Start of INPUT

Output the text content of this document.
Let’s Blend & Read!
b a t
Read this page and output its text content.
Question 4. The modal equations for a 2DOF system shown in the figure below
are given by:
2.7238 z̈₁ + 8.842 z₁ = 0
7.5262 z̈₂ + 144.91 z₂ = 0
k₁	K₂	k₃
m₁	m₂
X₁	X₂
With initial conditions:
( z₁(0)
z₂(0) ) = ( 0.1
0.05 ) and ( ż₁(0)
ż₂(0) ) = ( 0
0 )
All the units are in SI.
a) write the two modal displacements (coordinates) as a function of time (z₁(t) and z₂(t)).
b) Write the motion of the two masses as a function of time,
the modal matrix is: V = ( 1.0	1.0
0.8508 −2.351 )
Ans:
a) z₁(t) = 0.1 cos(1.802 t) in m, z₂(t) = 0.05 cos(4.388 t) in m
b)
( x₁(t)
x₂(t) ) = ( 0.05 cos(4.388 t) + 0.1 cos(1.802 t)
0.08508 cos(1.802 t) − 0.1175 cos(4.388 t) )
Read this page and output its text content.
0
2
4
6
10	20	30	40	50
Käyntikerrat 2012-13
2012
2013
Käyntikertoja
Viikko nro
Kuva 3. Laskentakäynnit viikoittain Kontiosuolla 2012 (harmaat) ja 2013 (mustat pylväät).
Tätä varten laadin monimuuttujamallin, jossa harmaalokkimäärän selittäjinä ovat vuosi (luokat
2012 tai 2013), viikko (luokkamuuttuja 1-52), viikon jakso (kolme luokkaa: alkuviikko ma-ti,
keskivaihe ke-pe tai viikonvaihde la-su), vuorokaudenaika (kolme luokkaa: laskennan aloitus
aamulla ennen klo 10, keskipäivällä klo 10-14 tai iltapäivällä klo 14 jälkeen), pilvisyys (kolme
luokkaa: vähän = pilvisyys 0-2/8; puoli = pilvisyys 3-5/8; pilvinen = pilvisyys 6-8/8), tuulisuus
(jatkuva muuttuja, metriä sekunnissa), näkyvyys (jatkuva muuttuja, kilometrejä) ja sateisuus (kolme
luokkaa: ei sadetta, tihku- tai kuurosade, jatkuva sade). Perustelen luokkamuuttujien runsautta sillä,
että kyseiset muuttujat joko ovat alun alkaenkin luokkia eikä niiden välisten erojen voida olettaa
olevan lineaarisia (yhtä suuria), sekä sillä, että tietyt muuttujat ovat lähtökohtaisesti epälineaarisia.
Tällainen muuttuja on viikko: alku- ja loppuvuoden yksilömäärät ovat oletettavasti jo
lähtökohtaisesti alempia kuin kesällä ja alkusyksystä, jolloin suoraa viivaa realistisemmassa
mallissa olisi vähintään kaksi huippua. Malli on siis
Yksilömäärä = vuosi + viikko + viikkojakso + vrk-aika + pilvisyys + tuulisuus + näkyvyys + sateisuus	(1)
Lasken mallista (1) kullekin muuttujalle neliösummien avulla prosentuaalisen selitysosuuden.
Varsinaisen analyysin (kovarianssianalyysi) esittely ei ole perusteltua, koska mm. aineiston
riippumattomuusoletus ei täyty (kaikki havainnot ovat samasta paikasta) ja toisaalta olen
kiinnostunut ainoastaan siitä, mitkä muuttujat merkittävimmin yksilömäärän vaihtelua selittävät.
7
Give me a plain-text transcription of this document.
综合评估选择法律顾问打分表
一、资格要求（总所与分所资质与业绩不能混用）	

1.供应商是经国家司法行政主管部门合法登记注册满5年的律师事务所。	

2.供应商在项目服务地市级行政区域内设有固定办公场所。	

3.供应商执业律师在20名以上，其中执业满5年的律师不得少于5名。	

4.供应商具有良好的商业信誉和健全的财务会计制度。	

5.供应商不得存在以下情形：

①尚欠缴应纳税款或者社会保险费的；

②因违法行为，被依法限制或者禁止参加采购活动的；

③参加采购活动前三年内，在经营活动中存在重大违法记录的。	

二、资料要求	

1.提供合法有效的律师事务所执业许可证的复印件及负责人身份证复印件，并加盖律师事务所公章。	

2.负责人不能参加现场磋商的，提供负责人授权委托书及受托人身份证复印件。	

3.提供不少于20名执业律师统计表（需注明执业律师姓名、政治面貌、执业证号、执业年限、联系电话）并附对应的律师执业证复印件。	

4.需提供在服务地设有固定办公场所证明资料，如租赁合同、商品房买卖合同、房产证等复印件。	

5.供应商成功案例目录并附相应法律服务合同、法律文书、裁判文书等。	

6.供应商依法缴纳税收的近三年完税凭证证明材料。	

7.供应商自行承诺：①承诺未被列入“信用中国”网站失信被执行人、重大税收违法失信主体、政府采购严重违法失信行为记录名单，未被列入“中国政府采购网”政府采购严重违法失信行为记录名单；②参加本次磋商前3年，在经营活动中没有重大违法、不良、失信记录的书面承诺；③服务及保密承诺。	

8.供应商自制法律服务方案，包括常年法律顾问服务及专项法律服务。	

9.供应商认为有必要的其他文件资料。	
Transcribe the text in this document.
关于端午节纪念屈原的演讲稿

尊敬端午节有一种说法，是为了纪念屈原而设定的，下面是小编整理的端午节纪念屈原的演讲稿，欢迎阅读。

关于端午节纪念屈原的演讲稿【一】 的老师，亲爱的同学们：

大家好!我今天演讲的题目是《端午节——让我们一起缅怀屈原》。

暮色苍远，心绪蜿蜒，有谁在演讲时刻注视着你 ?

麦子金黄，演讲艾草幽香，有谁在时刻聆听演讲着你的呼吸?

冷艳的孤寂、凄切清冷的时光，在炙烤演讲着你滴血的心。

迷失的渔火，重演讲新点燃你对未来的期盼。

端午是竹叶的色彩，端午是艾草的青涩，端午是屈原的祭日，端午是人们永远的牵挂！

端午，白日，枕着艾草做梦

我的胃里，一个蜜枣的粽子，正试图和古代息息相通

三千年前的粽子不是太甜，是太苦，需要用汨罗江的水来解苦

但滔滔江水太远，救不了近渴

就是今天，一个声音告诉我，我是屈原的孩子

End of INPUT

GIVEN TASK:
Repeat exactly the lines above, starting with the line that contains "Transcribe the text in this document." and ending with the last line, both included, and nothing else.

SOLUTION TO THE PROBLEM:
Transcribe the text in this document.
关于端午节纪念屈原的演讲稿

尊敬端午节有一种说法，是为了纪念屈原而设定的，下面是小编整理的端午节纪念屈原的演讲稿，欢迎阅读。

关于端午节纪念屈原的演讲稿【一】 的老师，亲爱的同学们：

大家好!我今天演讲的题目是《端午节——让我们一起缅怀屈原》。

暮色苍远，心绪蜿蜒，有谁在演讲时刻注视着你 ?

麦子金黄，演讲艾草幽香，有谁在时刻聆听演讲着你的呼吸?

冷艳的孤寂、凄切清冷的时光，在炙烤演讲着你滴血的心。

迷失的渔火，重演讲新点燃你对未来的期盼。

端午是竹叶的色彩，端午是艾草的青涩，端午是屈原的祭日，端午是人们永远的牵挂！

端午，白日，枕着艾草做梦

我的胃里，一个蜜枣的粽子，正试图和古代息息相通

三千年前的粽子不是太甜，是太苦，需要用汨罗江的水来解苦

但滔滔江水太远，救不了近渴

就是今天，一个声音告诉我，我是屈原的孩子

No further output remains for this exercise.